**WHAT IS ASKED**
Scan the lines below; pull out those with "混凝土垫层".

**DATASET EXCERPTS**

______

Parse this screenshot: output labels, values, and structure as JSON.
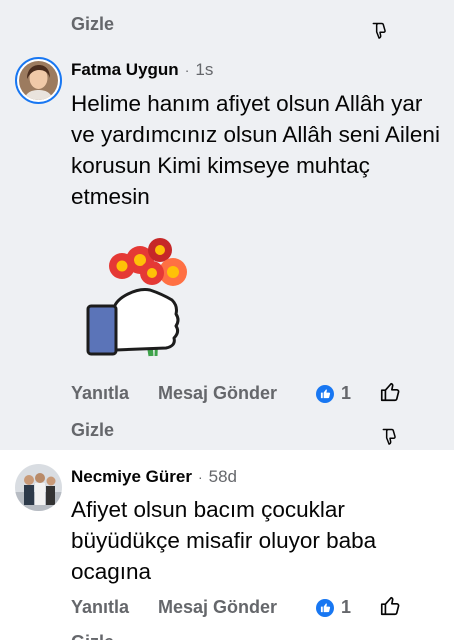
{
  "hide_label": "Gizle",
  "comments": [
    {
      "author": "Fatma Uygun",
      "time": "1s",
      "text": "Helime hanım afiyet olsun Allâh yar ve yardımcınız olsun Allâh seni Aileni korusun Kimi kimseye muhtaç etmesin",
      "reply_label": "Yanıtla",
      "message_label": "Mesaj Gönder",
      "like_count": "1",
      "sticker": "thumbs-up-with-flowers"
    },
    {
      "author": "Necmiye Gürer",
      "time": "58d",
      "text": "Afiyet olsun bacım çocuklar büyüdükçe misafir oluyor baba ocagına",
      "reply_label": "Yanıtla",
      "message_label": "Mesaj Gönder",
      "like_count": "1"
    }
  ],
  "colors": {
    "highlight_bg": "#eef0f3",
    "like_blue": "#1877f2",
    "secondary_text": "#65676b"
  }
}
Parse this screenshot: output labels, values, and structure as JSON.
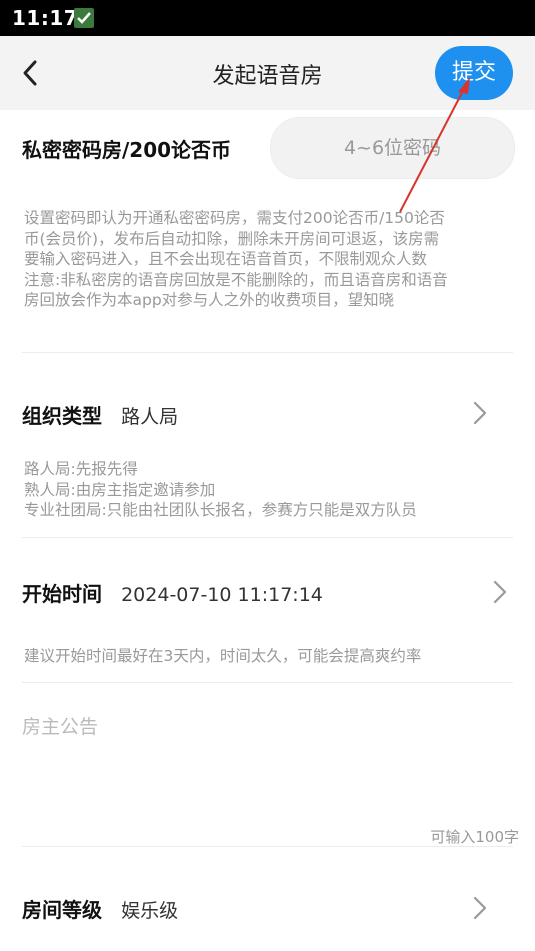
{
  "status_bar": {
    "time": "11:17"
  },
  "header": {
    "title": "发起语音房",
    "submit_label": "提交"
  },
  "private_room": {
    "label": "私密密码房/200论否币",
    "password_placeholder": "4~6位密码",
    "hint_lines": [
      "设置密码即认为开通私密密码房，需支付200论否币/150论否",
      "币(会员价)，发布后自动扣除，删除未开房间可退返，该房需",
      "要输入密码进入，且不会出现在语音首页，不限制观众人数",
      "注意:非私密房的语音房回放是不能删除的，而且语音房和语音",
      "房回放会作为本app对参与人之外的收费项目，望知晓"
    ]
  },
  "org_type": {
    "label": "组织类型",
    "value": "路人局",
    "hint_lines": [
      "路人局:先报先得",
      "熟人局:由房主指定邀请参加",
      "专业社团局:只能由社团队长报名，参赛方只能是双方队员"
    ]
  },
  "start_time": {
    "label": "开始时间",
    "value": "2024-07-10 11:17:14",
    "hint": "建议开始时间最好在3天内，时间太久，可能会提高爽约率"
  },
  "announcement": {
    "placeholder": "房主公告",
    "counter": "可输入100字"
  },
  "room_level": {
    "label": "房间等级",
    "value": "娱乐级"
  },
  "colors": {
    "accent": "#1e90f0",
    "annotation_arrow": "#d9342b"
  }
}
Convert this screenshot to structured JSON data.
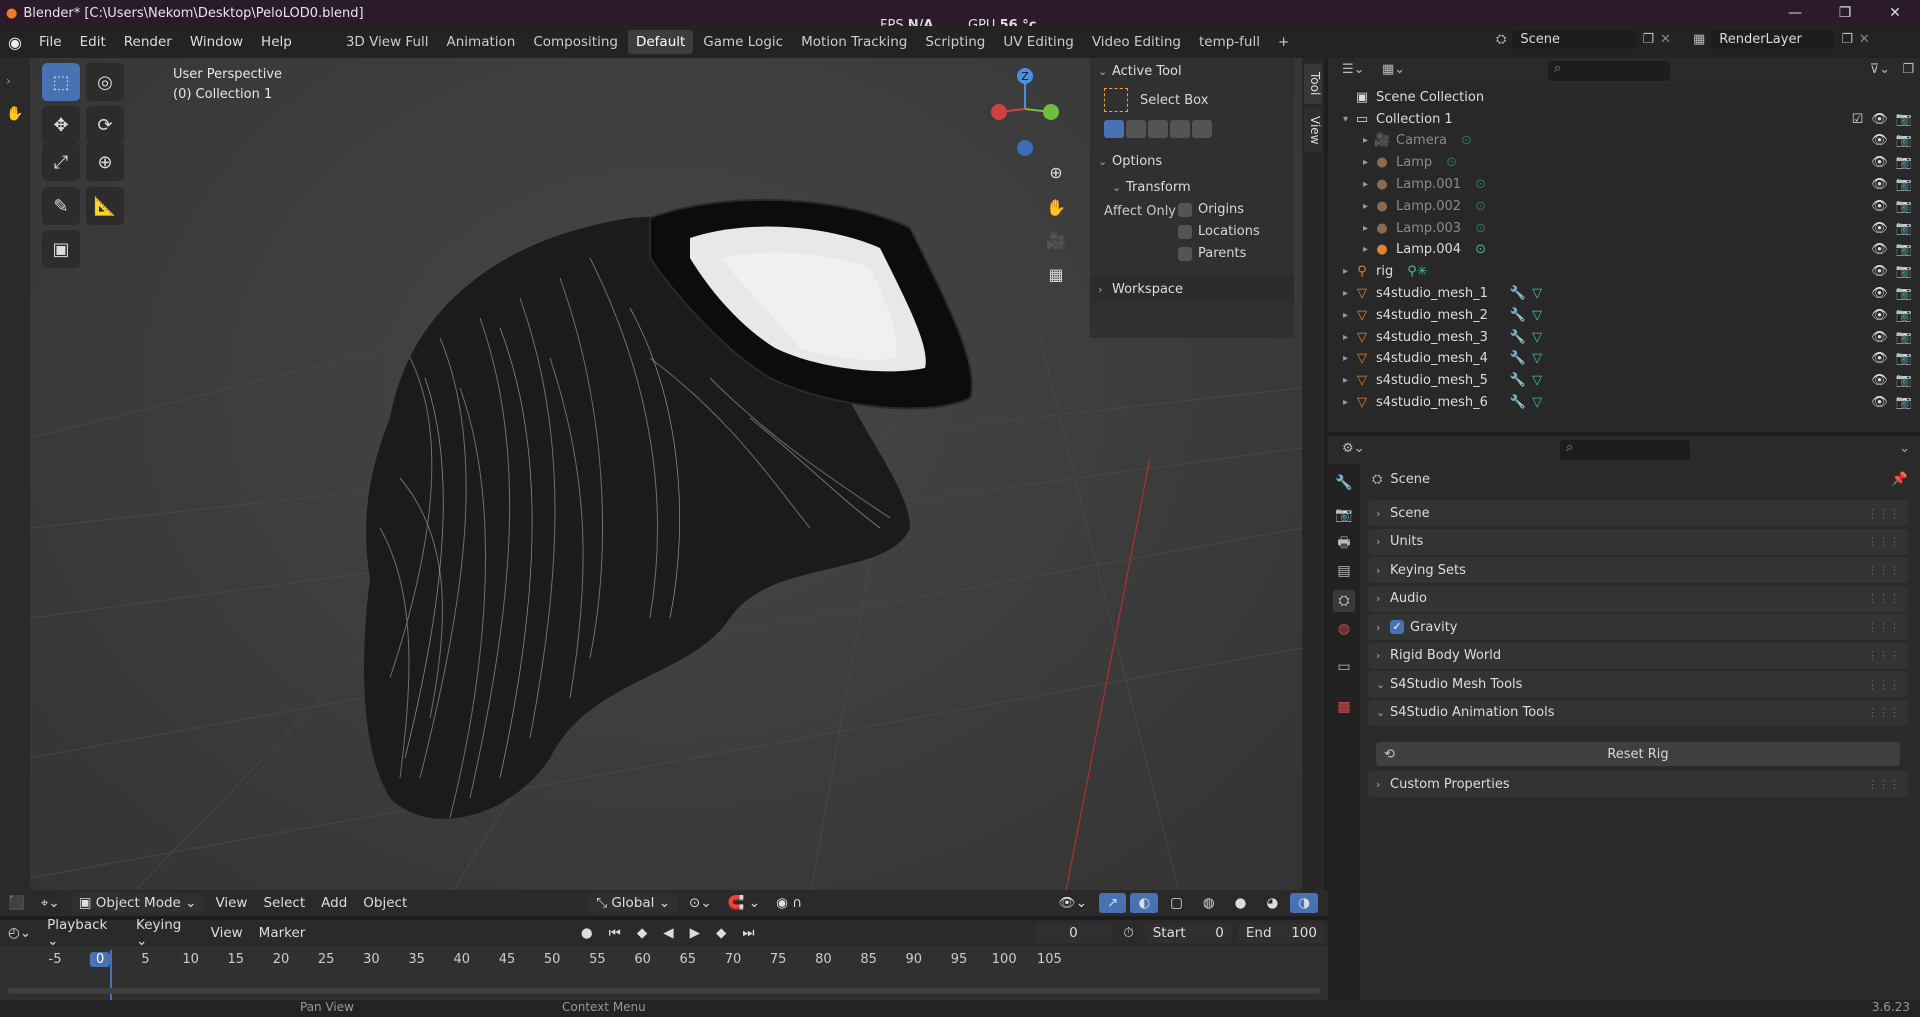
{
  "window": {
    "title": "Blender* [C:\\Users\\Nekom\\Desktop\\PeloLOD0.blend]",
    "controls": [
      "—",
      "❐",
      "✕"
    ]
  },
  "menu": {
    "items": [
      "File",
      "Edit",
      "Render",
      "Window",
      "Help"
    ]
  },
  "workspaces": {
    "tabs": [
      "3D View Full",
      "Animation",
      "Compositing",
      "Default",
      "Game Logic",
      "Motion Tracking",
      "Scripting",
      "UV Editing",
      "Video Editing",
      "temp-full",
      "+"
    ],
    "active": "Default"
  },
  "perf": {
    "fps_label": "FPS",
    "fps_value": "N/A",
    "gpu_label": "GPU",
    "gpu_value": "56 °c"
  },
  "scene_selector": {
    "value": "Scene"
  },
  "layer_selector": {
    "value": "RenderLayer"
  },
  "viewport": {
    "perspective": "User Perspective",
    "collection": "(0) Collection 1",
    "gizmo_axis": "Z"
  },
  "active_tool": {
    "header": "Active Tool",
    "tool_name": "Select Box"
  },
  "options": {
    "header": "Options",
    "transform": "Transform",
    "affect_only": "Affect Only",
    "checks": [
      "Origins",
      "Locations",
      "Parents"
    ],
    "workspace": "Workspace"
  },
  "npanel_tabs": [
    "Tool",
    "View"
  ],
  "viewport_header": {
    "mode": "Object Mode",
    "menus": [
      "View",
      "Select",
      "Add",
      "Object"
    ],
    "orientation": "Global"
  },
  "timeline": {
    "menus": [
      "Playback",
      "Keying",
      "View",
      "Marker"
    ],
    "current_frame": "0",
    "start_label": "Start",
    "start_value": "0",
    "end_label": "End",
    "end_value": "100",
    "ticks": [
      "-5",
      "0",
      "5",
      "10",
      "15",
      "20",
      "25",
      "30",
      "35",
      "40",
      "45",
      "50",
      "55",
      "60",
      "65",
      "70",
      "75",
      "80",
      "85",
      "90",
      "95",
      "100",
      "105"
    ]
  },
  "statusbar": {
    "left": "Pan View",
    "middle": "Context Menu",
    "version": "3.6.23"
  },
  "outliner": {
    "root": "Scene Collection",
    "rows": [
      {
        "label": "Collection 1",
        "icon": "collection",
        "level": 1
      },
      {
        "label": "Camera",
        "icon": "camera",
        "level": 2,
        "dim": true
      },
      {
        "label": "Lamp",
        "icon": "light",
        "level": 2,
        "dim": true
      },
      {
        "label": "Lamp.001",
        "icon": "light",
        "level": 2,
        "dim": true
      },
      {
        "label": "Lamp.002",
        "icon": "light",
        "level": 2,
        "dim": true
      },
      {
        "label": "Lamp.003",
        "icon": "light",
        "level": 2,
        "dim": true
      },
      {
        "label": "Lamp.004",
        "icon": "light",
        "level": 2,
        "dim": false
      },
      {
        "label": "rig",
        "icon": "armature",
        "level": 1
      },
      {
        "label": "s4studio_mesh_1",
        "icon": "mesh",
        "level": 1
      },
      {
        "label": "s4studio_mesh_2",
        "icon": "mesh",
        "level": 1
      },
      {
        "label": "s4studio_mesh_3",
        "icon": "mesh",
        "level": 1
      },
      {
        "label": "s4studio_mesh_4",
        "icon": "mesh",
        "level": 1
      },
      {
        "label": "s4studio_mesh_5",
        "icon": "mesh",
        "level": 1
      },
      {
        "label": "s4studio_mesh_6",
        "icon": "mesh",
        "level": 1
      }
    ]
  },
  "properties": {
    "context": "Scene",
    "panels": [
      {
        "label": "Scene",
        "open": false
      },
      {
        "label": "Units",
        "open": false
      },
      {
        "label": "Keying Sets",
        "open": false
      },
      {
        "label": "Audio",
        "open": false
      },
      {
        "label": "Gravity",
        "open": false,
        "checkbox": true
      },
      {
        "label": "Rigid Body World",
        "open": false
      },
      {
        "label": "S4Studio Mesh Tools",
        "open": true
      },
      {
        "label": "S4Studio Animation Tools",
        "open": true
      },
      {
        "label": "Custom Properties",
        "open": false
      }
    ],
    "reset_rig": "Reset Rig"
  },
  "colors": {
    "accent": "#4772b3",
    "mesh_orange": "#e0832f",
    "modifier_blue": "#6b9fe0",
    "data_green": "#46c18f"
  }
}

______

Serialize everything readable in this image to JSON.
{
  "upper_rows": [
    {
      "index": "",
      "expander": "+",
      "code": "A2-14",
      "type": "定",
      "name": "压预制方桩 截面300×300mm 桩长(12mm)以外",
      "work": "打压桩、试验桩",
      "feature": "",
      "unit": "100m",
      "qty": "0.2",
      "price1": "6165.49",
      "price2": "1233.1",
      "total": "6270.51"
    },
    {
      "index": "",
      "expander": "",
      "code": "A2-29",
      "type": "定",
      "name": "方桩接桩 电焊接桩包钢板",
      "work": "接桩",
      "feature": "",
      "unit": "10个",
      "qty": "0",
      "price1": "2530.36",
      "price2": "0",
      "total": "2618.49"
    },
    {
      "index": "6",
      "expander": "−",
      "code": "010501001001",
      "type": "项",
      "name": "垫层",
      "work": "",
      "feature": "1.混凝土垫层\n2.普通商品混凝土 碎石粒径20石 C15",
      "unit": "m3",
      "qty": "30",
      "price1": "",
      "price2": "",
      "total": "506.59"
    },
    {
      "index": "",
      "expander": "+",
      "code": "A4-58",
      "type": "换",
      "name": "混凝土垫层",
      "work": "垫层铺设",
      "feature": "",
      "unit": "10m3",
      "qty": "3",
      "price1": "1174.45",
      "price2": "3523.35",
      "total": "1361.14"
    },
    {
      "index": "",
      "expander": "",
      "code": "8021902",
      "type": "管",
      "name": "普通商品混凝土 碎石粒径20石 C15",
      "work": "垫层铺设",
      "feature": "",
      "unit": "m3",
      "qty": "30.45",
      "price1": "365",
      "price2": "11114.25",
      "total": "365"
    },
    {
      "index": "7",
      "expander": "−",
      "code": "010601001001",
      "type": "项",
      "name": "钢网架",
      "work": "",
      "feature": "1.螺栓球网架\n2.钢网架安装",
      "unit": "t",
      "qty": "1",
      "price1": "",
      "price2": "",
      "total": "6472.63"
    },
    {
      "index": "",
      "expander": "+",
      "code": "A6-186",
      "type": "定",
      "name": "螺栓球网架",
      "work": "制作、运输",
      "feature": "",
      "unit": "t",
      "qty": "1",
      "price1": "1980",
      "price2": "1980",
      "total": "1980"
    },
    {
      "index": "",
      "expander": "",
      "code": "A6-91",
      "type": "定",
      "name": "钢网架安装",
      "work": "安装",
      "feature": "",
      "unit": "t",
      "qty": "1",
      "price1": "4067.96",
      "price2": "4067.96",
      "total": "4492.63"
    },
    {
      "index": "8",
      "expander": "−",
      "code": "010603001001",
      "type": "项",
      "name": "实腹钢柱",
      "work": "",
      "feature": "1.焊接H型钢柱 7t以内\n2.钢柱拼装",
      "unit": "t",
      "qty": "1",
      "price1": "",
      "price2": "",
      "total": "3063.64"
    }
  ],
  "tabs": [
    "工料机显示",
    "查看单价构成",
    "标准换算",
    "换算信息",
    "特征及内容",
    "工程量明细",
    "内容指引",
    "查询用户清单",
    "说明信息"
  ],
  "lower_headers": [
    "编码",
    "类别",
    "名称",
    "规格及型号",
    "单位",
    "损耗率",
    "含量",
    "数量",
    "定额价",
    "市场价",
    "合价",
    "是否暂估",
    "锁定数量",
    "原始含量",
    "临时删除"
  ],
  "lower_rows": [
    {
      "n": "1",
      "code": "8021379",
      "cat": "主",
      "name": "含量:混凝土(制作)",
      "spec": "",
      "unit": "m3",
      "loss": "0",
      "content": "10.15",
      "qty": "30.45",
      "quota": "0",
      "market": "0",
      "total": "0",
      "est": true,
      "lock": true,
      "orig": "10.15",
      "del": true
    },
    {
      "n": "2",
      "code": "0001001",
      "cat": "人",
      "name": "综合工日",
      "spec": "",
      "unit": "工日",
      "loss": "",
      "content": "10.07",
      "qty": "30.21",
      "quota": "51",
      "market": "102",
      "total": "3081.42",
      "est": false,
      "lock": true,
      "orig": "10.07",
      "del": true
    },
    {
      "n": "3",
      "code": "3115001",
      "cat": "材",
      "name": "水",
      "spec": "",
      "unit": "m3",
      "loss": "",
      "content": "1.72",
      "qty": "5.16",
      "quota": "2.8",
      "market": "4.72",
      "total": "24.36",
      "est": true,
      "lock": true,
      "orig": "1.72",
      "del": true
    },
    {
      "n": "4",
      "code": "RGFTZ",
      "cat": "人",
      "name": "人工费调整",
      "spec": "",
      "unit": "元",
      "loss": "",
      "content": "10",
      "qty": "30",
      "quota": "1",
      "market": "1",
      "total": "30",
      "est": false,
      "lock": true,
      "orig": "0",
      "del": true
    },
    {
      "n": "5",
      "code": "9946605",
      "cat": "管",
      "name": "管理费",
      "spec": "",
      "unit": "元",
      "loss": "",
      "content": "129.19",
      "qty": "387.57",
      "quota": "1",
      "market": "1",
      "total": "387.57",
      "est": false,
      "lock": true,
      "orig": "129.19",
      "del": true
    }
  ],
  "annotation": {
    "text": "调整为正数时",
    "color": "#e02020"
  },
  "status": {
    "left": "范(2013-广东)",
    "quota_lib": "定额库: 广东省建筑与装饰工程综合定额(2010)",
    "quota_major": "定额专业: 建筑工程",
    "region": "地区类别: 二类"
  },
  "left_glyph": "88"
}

______

**FULL SOLUTION**
      "feature": "1.混凝土垫层\n2.普通商品混凝土 碎石粒径20石 C15",
      "name": "混凝土垫层",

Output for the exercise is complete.